[Task instructions]
Search the listing below for "necesidades". Copy each matching line.

[Data supplied]

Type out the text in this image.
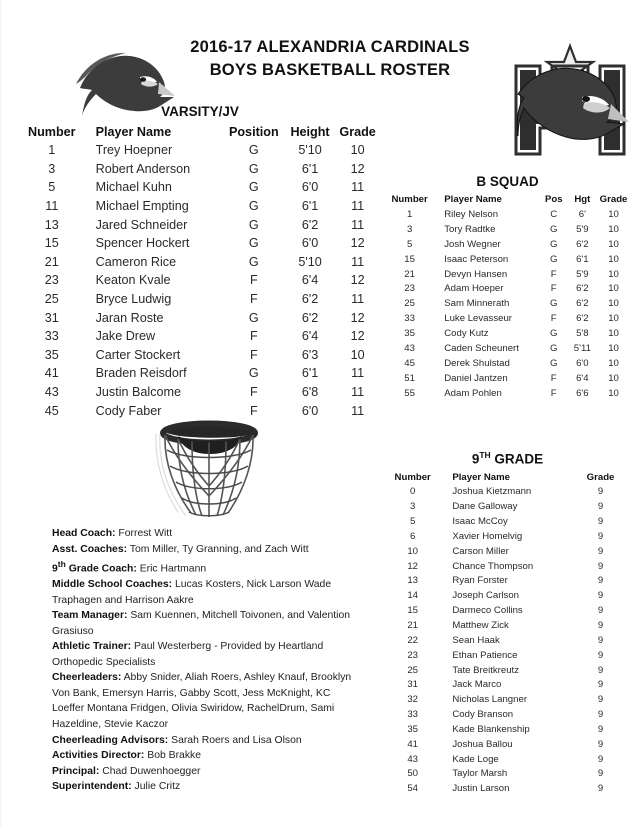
2016-17 ALEXANDRIA CARDINALS
BOYS BASKETBALL ROSTER
VARSITY/JV
Number	Player Name	Position	Height	Grade
1	Trey Hoepner	G	5'10	10
3	Robert Anderson	G	6'1	12
5	Michael Kuhn	G	6'0	11
11	Michael Empting	G	6'1	11
13	Jared Schneider	G	6'2	11
15	Spencer Hockert	G	6'0	12
21	Cameron Rice	G	5'10	11
23	Keaton Kvale	F	6'4	12
25	Bryce Ludwig	F	6'2	11
31	Jaran Roste	G	6'2	12
33	Jake Drew	F	6'4	12
35	Carter Stockert	F	6'3	10
41	Braden Reisdorf	G	6'1	11
43	Justin Balcome	F	6'8	11
45	Cody Faber	F	6'0	11
B SQUAD
Number	Player Name	Pos	Hgt	Grade
1	Riley Nelson	C	6'	10
3	Tory Radtke	G	5'9	10
5	Josh Wegner	G	6'2	10
15	Isaac Peterson	G	6'1	10
21	Devyn Hansen	F	5'9	10
23	Adam Hoeper	F	6'2	10
25	Sam Minnerath	G	6'2	10
33	Luke Levasseur	F	6'2	10
35	Cody Kutz	G	5'8	10
43	Caden Scheunert	G	5'11	10
45	Derek Shulstad	G	6'0	10
51	Daniel Jantzen	F	6'4	10
55	Adam Pohlen	F	6'6	10
9TH GRADE
Number	Player Name	Grade
0	Joshua Kietzmann	9
3	Dane Galloway	9
5	Isaac McCoy	9
6	Xavier Homelvig	9
10	Carson Miller	9
12	Chance Thompson	9
13	Ryan Forster	9
14	Joseph Carlson	9
15	Darmeco Collins	9
21	Matthew Zick	9
22	Sean Haak	9
23	Ethan Patience	9
25	Tate Breitkreutz	9
31	Jack Marco	9
32	Nicholas Langner	9
33	Cody Branson	9
35	Kade Blankenship	9
41	Joshua Ballou	9
43	Kade Loge	9
50	Taylor Marsh	9
54	Justin Larson	9
Head Coach: Forrest Witt
Asst. Coaches: Tom Miller, Ty Granning, and Zach Witt
9th Grade Coach: Eric Hartmann
Middle School Coaches: Lucas Kosters, Nick Larson Wade Traphagen and Harrison Aakre
Team Manager: Sam Kuennen, Mitchell Toivonen, and Valention Grasiuso
Athletic Trainer: Paul Westerberg - Provided by Heartland Orthopedic Specialists
Cheerleaders: Abby Snider, Aliah Roers, Ashley Knauf, Brooklyn Von Bank, Emersyn Harris, Gabby Scott, Jess McKnight, KC Loeffer Montana Fridgen, Olivia Swiridow, RachelDrum, Sami Hazeldine, Stevie Kaczor
Cheerleading Advisors: Sarah Roers and Lisa Olson
Activities Director: Bob Brakke
Principal: Chad Duwenhoegger
Superintendent: Julie Critz
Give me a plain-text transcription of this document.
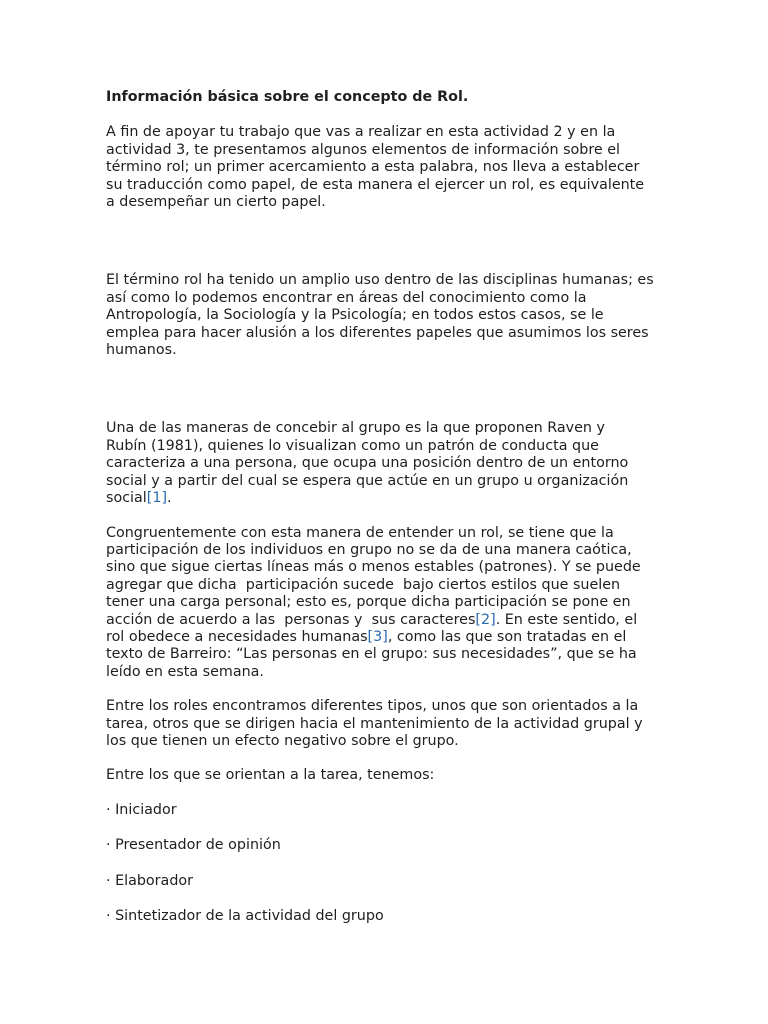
Información básica sobre el concepto de Rol.

A fin de apoyar tu trabajo que vas a realizar en esta actividad 2 y en la
actividad 3, te presentamos algunos elementos de información sobre el
término rol; un primer acercamiento a esta palabra, nos lleva a establecer
su traducción como papel, de esta manera el ejercer un rol, es equivalente
a desempeñar un cierto papel.

El término rol ha tenido un amplio uso dentro de las disciplinas humanas; es
así como lo podemos encontrar en áreas del conocimiento como la
Antropología, la Sociología y la Psicología; en todos estos casos, se le
emplea para hacer alusión a los diferentes papeles que asumimos los seres
humanos.

Una de las maneras de concebir al grupo es la que proponen Raven y
Rubín (1981), quienes lo visualizan como un patrón de conducta que
caracteriza a una persona, que ocupa una posición dentro de un entorno
social y a partir del cual se espera que actúe en un grupo u organización
social[1].

Congruentemente con esta manera de entender un rol, se tiene que la
participación de los individuos en grupo no se da de una manera caótica,
sino que sigue ciertas líneas más o menos estables (patrones). Y se puede
agregar que dicha  participación sucede  bajo ciertos estilos que suelen
tener una carga personal; esto es, porque dicha participación se pone en
acción de acuerdo a las  personas y  sus caracteres[2]. En este sentido, el
rol obedece a necesidades humanas[3], como las que son tratadas en el
texto de Barreiro: “Las personas en el grupo: sus necesidades”, que se ha
leído en esta semana.

Entre los roles encontramos diferentes tipos, unos que son orientados a la
tarea, otros que se dirigen hacia el mantenimiento de la actividad grupal y
los que tienen un efecto negativo sobre el grupo.

Entre los que se orientan a la tarea, tenemos:

· Iniciador

· Presentador de opinión

· Elaborador

· Sintetizador de la actividad del grupo
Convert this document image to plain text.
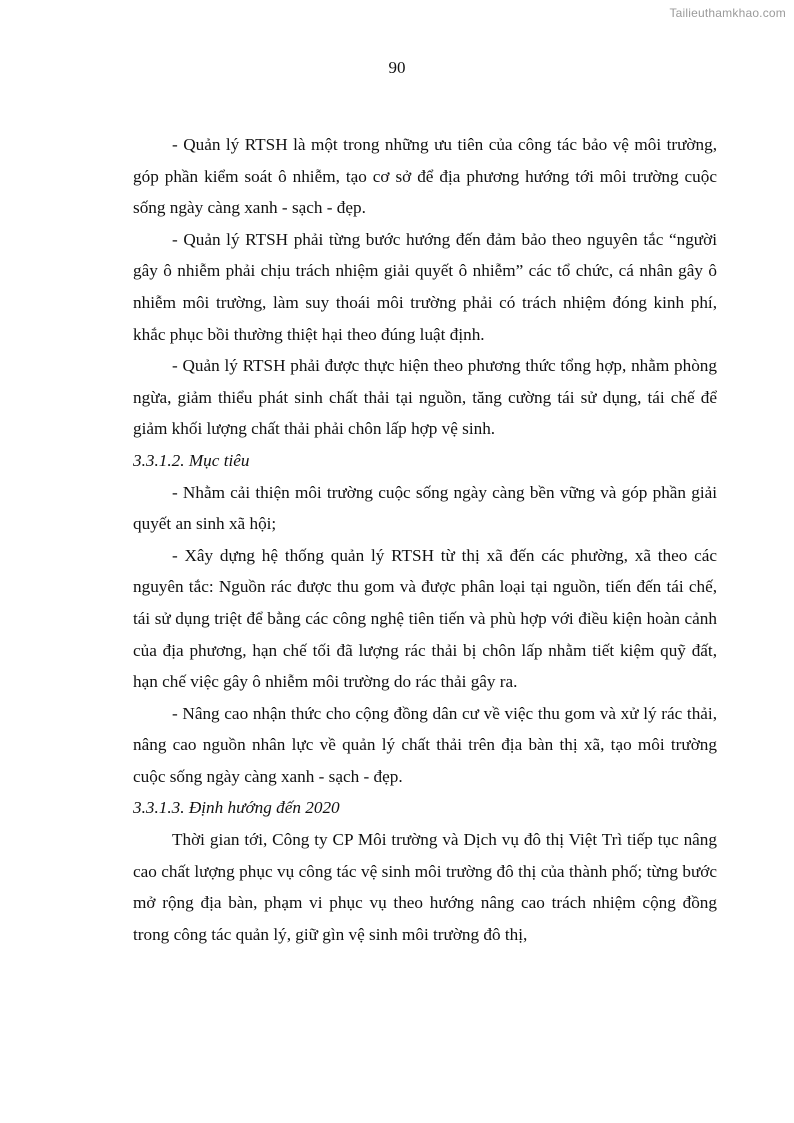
Tailieuthamkhao.com
90

- Quản lý RTSH là một trong những ưu tiên của công tác bảo vệ môi trường, góp phần kiểm soát ô nhiễm, tạo cơ sở để địa phương hướng tới môi trường cuộc sống ngày càng xanh - sạch - đẹp.

- Quản lý RTSH phải từng bước hướng đến đảm bảo theo nguyên tắc “người gây ô nhiễm phải chịu trách nhiệm giải quyết ô nhiễm” các tổ chức, cá nhân gây ô nhiễm môi trường, làm suy thoái môi trường phải có trách nhiệm đóng kinh phí, khắc phục bồi thường thiệt hại theo đúng luật định.

- Quản lý RTSH phải được thực hiện theo phương thức tổng hợp, nhằm phòng ngừa, giảm thiểu phát sinh chất thải tại nguồn, tăng cường tái sử dụng, tái chế để giảm khối lượng chất thải phải chôn lấp hợp vệ sinh.

3.3.1.2. Mục tiêu

- Nhằm cải thiện môi trường cuộc sống ngày càng bền vững và góp phần giải quyết an sinh xã hội;

- Xây dựng hệ thống quản lý RTSH từ thị xã đến các phường, xã theo các nguyên tắc: Nguồn rác được thu gom và được phân loại tại nguồn, tiến đến tái chế, tái sử dụng triệt để bằng các công nghệ tiên tiến và phù hợp với điều kiện hoàn cảnh của địa phương, hạn chế tối đã lượng rác thải bị chôn lấp nhằm tiết kiệm quỹ đất, hạn chế việc gây ô nhiễm môi trường do rác thải gây ra.

- Nâng cao nhận thức cho cộng đồng dân cư về việc thu gom và xử lý rác thải, nâng cao nguồn nhân lực về quản lý chất thải trên địa bàn thị xã, tạo môi trường cuộc sống ngày càng xanh - sạch - đẹp.

3.3.1.3. Định hướng đến 2020

Thời gian tới, Công ty CP Môi trường và Dịch vụ đô thị Việt Trì tiếp tục nâng cao chất lượng phục vụ công tác vệ sinh môi trường đô thị của thành phố; từng bước mở rộng địa bàn, phạm vi phục vụ theo hướng nâng cao trách nhiệm cộng đồng trong công tác quản lý, giữ gìn vệ sinh môi trường đô thị,
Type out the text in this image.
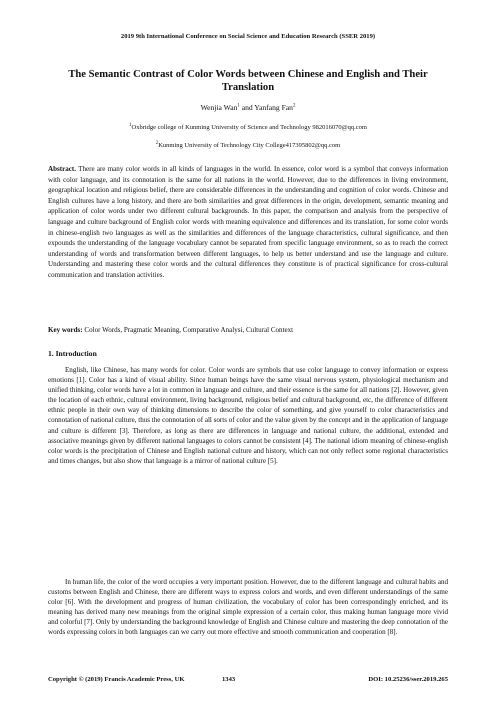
2019 9th International Conference on Social Science and Education Research (SSER 2019)
The Semantic Contrast of Color Words between Chinese and English and Their Translation
Wenjia Wan$^1$ and Yanfang Fan$^2$
$^1$Oxbridge college of Kunming University of Science and Technology 982016070@qq.com
$^2$Kunming University of Technology City College417395802@qq.com

Abstract. There are many color words in all kinds of languages in the world. In essence, color word is a symbol that conveys information with color language, and its connotation is the same for all nations in the world. However, due to the differences in living environment, geographical location and religious belief, there are considerable differences in the understanding and cognition of color words. Chinese and English cultures have a long history, and there are both similarities and great differences in the origin, development, semantic meaning and application of color words under two different cultural backgrounds. In this paper, the comparison and analysis from the perspective of language and culture background of English color words with meaning equivalence and differences and its translation, for some color words in chinese-english two languages as well as the similarities and differences of the language characteristics, cultural significance, and then expounds the understanding of the language vocabulary cannot be separated from specific language environment, so as to reach the correct understanding of words and transformation between different languages, to help us better understand and use the language and culture. Understanding and mastering these color words and the cultural differences they constitute is of practical significance for cross-cultural communication and translation activities.

Key words: Color Words, Pragmatic Meaning, Comparative Analysi, Cultural Context

1. Introduction

English, like Chinese, has many words for color. Color words are symbols that use color language to convey information or express emotions [1]. Color has a kind of visual ability. Since human beings have the same visual nervous system, physiological mechanism and unified thinking, color words have a lot in common in language and culture, and their essence is the same for all nations [2]. However, given the location of each ethnic, cultural environment, living background, religious belief and cultural background, etc, the difference of different ethnic people in their own way of thinking dimensions to describe the color of something, and give yourself to color characteristics and connotation of national culture, thus the connotation of all sorts of color and the value given by the concept and in the application of language and culture is different [3]. Therefore, as long as there are differences in language and national culture, the additional, extended and associative meanings given by different national languages to colors cannot be consistent [4]. The national idiom meaning of chinese-english color words is the precipitation of Chinese and English national culture and history, which can not only reflect some regional characteristics and times changes, but also show that language is a mirror of national culture [5].

In human life, the color of the word occupies a very important position. However, due to the different language and cultural habits and customs between English and Chinese, there are different ways to express colors and words, and even different understandings of the same color [6]. With the development and progress of human civilization, the vocabulary of color has been correspondingly enriched, and its meaning has derived many new meanings from the original simple expression of a certain color, thus making human language more vivid and colorful [7]. Only by understanding the background knowledge of English and Chinese culture and mastering the deep connotation of the words expressing colors in both languages can we carry out more effective and smooth communication and cooperation [8].

Copyright © (2019) Francis Academic Press, UK	1343	DOI: 10.25236/sser.2019.265
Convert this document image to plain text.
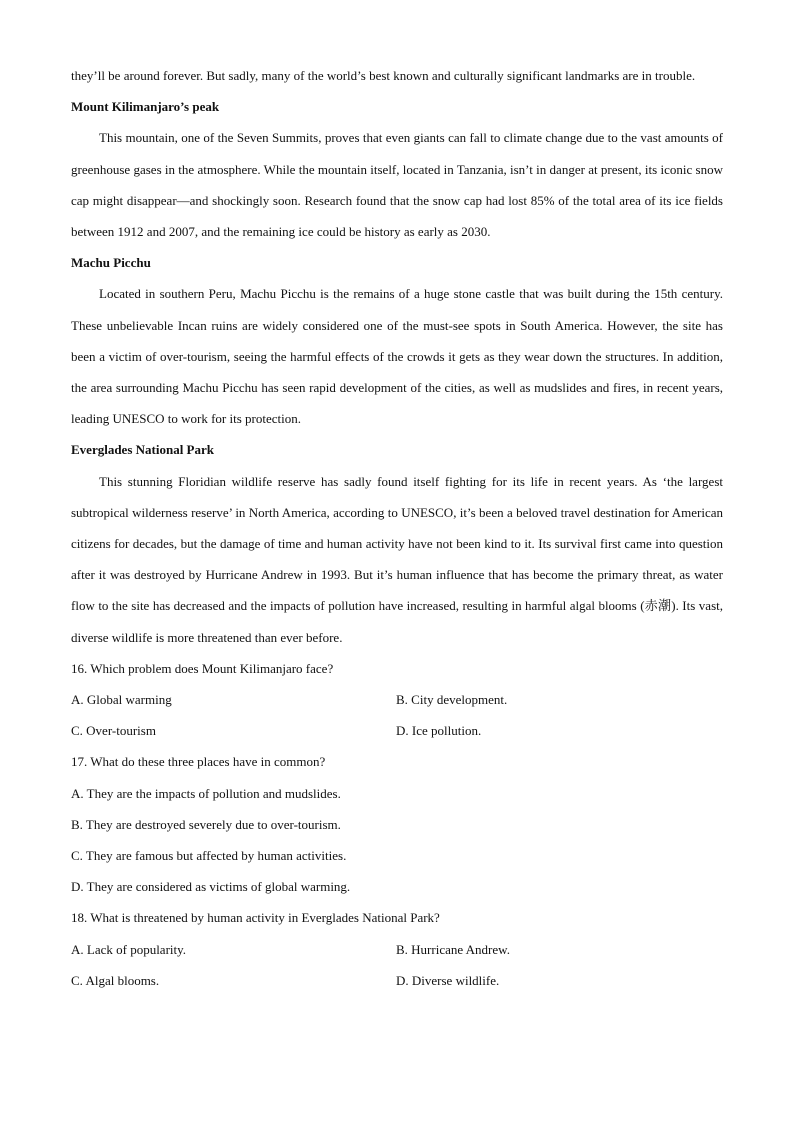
they’ll be around forever. But sadly, many of the world’s best known and culturally significant landmarks are in trouble.

Mount Kilimanjaro’s peak

This mountain, one of the Seven Summits, proves that even giants can fall to climate change due to the vast amounts of greenhouse gases in the atmosphere. While the mountain itself, located in Tanzania, isn’t in danger at present, its iconic snow cap might disappear—and shockingly soon. Research found that the snow cap had lost 85% of the total area of its ice fields between 1912 and 2007, and the remaining ice could be history as early as 2030.

Machu Picchu

Located in southern Peru, Machu Picchu is the remains of a huge stone castle that was built during the 15th century. These unbelievable Incan ruins are widely considered one of the must-see spots in South America. However, the site has been a victim of over-tourism, seeing the harmful effects of the crowds it gets as they wear down the structures. In addition, the area surrounding Machu Picchu has seen rapid development of the cities, as well as mudslides and fires, in recent years, leading UNESCO to work for its protection.

Everglades National Park

This stunning Floridian wildlife reserve has sadly found itself fighting for its life in recent years. As ‘the largest subtropical wilderness reserve’ in North America, according to UNESCO, it’s been a beloved travel destination for American citizens for decades, but the damage of time and human activity have not been kind to it. Its survival first came into question after it was destroyed by Hurricane Andrew in 1993. But it’s human influence that has become the primary threat, as water flow to the site has decreased and the impacts of pollution have increased, resulting in harmful algal blooms (赤潮). Its vast, diverse wildlife is more threatened than ever before.

16. Which problem does Mount Kilimanjaro face?

A. Global warming	B. City development.
C. Over-tourism	D. Ice pollution.

17. What do these three places have in common?

A. They are the impacts of pollution and mudslides.

B. They are destroyed severely due to over-tourism.

C. They are famous but affected by human activities.

D. They are considered as victims of global warming.

18. What is threatened by human activity in Everglades National Park?

A. Lack of popularity.	B. Hurricane Andrew.
C. Algal blooms.	D. Diverse wildlife.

[The result]
rol obedece a necesidades humanas[3], como las que son tratadas en el
texto de Barreiro: “Las personas en el grupo: sus necesidades”, que se ha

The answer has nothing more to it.